**JOB:** Take each line containing "breakdown" and report it exactly as written.
====== GIVEN DATA ======
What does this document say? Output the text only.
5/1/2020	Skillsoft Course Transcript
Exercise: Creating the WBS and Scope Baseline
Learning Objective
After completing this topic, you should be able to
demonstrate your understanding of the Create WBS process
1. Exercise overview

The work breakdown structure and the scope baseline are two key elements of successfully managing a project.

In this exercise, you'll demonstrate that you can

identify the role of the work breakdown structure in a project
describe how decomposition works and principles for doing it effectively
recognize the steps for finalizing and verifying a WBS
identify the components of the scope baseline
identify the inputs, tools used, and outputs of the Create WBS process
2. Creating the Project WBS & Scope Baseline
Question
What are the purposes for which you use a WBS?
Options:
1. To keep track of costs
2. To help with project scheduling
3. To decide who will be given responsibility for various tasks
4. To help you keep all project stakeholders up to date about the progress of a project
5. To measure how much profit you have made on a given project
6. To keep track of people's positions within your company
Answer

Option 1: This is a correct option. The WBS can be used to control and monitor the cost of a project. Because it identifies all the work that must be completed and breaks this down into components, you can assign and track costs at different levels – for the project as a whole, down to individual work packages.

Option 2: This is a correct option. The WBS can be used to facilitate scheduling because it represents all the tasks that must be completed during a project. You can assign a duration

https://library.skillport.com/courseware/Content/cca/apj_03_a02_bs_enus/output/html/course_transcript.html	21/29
======
**TASK OUTPUT:**
The work breakdown structure and the scope baseline are two key elements of successfully managing a project.
identify the role of the work breakdown structure in a project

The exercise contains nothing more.